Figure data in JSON
# # #

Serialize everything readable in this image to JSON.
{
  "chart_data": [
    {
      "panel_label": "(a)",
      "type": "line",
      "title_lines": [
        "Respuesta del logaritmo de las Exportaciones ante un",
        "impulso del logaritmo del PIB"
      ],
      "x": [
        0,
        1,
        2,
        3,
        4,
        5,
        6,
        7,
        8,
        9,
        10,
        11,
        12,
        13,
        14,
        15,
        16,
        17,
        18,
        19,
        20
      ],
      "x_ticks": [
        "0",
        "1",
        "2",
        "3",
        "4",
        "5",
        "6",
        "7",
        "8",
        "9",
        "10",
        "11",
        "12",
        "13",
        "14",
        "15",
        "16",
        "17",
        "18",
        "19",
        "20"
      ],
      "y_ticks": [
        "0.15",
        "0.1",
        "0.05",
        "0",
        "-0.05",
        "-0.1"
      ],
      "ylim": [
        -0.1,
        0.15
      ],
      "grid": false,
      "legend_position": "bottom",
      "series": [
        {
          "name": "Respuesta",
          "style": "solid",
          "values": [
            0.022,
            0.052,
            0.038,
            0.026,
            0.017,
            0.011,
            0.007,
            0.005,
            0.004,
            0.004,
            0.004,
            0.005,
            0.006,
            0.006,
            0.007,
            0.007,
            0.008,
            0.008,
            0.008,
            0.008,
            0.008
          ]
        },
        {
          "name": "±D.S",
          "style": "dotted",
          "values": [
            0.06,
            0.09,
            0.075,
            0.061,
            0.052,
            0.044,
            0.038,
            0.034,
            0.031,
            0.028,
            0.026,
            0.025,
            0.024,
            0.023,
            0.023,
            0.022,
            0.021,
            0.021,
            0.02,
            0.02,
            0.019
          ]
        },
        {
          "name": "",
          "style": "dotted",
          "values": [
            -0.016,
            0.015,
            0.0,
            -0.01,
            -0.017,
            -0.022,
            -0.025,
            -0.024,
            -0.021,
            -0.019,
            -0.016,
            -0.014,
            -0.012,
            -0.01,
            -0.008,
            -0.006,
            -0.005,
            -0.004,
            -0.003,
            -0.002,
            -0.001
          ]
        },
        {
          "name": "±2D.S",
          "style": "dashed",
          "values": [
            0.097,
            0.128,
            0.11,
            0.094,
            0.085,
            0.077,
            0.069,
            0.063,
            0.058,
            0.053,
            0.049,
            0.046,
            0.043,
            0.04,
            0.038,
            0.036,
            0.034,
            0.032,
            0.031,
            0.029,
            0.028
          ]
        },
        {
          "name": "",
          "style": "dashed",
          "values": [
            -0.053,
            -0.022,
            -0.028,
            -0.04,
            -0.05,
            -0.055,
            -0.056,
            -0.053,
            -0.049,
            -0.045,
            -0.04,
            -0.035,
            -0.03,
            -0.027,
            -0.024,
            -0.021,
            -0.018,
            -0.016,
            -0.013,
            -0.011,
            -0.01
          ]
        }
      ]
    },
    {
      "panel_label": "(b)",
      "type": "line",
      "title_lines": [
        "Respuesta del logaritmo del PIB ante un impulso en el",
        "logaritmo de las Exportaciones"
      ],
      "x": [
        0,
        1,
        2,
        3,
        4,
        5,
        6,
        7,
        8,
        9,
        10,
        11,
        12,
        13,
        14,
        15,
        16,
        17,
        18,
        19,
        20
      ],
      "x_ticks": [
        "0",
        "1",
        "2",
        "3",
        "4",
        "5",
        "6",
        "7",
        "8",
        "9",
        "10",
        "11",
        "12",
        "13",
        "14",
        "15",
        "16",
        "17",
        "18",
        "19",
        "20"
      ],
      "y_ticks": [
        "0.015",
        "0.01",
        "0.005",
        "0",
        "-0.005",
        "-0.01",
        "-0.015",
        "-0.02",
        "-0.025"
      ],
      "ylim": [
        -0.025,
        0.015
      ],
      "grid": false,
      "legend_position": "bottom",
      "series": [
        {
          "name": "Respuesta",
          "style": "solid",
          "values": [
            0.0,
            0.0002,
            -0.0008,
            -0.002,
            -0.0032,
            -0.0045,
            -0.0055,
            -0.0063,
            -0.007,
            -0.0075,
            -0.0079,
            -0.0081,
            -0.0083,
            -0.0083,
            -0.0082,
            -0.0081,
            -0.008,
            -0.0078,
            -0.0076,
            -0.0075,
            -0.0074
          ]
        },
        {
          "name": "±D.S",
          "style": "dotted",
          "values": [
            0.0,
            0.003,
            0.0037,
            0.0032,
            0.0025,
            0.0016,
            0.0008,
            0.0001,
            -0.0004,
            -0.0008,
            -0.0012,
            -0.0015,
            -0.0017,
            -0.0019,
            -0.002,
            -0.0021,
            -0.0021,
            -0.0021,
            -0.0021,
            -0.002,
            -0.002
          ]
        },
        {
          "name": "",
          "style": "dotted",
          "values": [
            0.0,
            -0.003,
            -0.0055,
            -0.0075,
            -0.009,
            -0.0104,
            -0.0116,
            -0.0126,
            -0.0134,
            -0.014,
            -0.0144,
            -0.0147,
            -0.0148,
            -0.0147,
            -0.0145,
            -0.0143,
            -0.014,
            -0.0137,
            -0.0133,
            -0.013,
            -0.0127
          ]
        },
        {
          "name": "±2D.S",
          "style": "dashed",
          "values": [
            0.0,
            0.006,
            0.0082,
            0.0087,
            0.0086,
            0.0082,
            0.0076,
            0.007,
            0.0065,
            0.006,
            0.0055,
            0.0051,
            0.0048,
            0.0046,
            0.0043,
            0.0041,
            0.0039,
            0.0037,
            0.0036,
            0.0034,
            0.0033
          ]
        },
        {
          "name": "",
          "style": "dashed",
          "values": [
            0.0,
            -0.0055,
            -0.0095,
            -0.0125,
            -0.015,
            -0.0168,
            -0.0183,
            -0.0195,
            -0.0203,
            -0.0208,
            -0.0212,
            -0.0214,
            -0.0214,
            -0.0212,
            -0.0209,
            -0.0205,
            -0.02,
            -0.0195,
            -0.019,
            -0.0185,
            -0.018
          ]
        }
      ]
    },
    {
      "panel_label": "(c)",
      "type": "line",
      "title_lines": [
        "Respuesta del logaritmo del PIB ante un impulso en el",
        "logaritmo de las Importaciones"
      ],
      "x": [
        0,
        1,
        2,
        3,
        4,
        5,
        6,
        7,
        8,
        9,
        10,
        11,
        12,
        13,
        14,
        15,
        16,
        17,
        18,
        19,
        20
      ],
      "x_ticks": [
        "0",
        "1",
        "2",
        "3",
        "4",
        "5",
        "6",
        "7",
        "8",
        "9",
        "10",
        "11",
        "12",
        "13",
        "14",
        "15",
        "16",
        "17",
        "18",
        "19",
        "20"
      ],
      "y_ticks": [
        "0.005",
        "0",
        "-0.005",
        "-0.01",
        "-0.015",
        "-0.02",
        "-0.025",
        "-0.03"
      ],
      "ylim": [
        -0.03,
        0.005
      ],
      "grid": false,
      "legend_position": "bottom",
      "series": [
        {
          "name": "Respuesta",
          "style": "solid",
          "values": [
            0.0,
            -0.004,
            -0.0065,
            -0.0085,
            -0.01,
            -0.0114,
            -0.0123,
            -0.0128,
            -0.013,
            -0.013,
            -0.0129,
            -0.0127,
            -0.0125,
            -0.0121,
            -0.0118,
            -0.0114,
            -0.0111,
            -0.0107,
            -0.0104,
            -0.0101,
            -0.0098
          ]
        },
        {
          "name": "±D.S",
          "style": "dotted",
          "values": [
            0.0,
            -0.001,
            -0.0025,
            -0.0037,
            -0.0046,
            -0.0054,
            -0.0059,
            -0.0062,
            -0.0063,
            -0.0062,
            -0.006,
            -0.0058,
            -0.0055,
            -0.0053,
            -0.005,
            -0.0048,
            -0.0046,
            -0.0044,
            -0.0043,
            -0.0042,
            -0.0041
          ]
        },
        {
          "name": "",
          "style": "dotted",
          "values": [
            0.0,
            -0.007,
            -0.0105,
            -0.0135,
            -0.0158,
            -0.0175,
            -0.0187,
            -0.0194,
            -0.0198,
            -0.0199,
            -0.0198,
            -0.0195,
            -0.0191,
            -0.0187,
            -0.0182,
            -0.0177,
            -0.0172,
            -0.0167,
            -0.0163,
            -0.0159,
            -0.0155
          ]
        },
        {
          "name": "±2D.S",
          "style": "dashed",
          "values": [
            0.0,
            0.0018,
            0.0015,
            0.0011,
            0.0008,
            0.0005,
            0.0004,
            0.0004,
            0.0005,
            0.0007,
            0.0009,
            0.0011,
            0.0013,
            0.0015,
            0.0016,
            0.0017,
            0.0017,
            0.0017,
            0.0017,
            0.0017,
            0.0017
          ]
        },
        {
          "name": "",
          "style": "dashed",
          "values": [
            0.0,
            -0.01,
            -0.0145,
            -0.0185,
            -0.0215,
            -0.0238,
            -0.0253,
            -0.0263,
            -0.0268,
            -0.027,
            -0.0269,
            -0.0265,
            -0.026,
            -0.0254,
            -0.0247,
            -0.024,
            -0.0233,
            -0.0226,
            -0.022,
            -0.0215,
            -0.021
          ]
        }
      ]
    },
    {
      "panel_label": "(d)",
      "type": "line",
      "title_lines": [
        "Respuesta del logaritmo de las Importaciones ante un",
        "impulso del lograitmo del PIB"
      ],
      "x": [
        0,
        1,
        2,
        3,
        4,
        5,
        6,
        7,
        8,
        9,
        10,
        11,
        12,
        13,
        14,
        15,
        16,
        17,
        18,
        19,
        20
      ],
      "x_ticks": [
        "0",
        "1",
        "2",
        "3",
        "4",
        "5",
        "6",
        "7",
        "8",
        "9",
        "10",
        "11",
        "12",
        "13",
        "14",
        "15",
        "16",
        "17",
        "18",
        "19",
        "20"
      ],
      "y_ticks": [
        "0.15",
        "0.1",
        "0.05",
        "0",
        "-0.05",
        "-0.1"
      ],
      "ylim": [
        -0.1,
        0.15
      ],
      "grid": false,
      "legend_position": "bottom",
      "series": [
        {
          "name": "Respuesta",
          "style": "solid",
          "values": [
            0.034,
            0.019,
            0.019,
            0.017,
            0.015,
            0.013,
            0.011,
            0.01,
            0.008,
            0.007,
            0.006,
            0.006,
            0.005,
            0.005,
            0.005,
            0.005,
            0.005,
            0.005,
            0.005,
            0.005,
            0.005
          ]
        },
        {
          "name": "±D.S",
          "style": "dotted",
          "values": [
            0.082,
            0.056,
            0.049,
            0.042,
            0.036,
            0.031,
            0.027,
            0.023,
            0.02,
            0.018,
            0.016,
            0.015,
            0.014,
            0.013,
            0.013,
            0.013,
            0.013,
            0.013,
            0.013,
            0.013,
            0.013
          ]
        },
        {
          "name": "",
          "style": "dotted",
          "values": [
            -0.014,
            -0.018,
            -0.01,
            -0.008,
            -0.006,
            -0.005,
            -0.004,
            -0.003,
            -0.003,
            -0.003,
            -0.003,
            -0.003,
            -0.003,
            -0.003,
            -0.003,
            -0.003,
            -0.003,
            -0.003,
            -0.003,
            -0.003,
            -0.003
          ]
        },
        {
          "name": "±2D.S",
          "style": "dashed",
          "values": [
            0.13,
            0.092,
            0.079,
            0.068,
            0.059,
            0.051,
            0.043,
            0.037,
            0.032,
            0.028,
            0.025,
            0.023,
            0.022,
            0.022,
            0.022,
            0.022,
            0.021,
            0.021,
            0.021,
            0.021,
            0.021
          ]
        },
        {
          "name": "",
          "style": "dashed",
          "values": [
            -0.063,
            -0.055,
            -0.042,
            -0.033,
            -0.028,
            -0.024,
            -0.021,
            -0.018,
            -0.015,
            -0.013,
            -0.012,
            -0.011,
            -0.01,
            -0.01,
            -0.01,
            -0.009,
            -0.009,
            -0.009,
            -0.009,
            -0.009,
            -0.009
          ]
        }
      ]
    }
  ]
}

# # #

* [Task]: Pull out all lines of the data with the string "ante".

* [Response below]:
        "Respuesta del logaritmo de las Exportaciones ante un",
        "Respuesta del logaritmo del PIB ante un impulso en el",
        "Respuesta del logaritmo del PIB ante un impulso en el",
        "Respuesta del logaritmo de las Importaciones ante un",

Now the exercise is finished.